Raw records
################
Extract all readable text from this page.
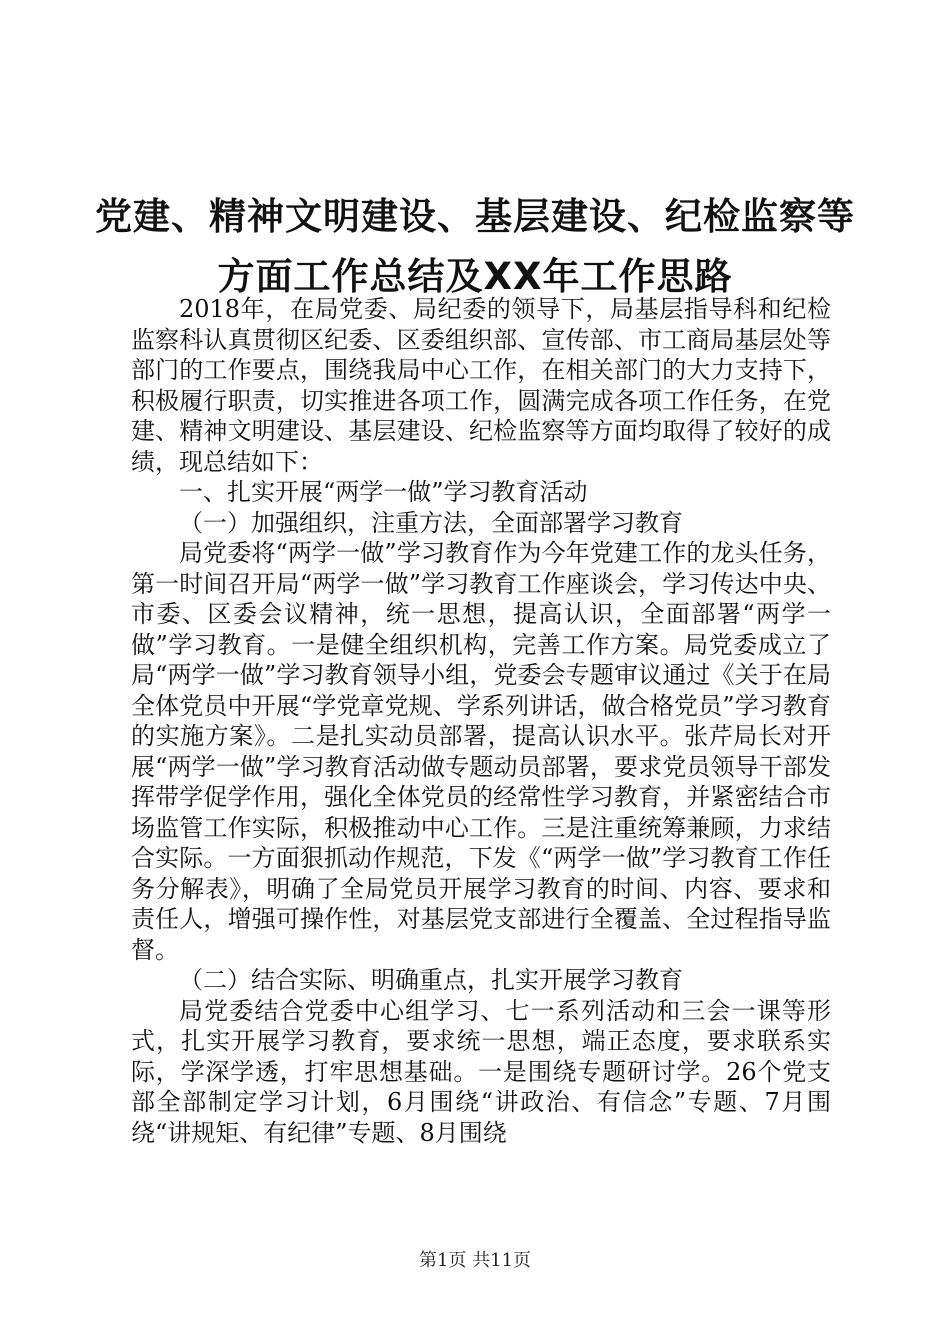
党建、精神文明建设、基层建设、纪检监察等
方面工作总结及XX年工作思路

2018年，在局党委、局纪委的领导下，局基层指导科和纪检监察科认真贯彻区纪委、区委组织部、宣传部、市工商局基层处等部门的工作要点，围绕我局中心工作，在相关部门的大力支持下，积极履行职责，切实推进各项工作，圆满完成各项工作任务，在党建、精神文明建设、基层建设、纪检监察等方面均取得了较好的成绩，现总结如下：

一、扎实开展“两学一做”学习教育活动

（一）加强组织，注重方法，全面部署学习教育

局党委将“两学一做”学习教育作为今年党建工作的龙头任务，第一时间召开局“两学一做”学习教育工作座谈会，学习传达中央、市委、区委会议精神，统一思想，提高认识，全面部署“两学一做”学习教育。一是健全组织机构，完善工作方案。局党委成立了局“两学一做”学习教育领导小组，党委会专题审议通过《关于在局全体党员中开展“学党章党规、学系列讲话，做合格党员”学习教育的实施方案》。二是扎实动员部署，提高认识水平。张芹局长对开展“两学一做”学习教育活动做专题动员部署，要求党员领导干部发挥带学促学作用，强化全体党员的经常性学习教育，并紧密结合市场监管工作实际，积极推动中心工作。三是注重统筹兼顾，力求结合实际。一方面狠抓动作规范，下发《“两学一做”学习教育工作任务分解表》，明确了全局党员开展学习教育的时间、内容、要求和责任人，增强可操作性，对基层党支部进行全覆盖、全过程指导监督。

（二）结合实际、明确重点，扎实开展学习教育

局党委结合党委中心组学习、七一系列活动和三会一课等形式，扎实开展学习教育，要求统一思想，端正态度，要求联系实际，学深学透，打牢思想基础。一是围绕专题研讨学。26个党支部全部制定学习计划，6月围绕“讲政治、有信念”专题、7月围绕“讲规矩、有纪律”专题、8月围绕

第1页 共11页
################
In the entries above, identify every line with the string "精神文明建设".

● Result of this task:
党建、精神文明建设、基层建设、纪检监察等
2018年，在局党委、局纪委的领导下，局基层指导科和纪检监察科认真贯彻区纪委、区委组织部、宣传部、市工商局基层处等部门的工作要点，围绕我局中心工作，在相关部门的大力支持下，积极履行职责，切实推进各项工作，圆满完成各项工作任务，在党建、精神文明建设、基层建设、纪检监察等方面均取得了较好的成绩，现总结如下：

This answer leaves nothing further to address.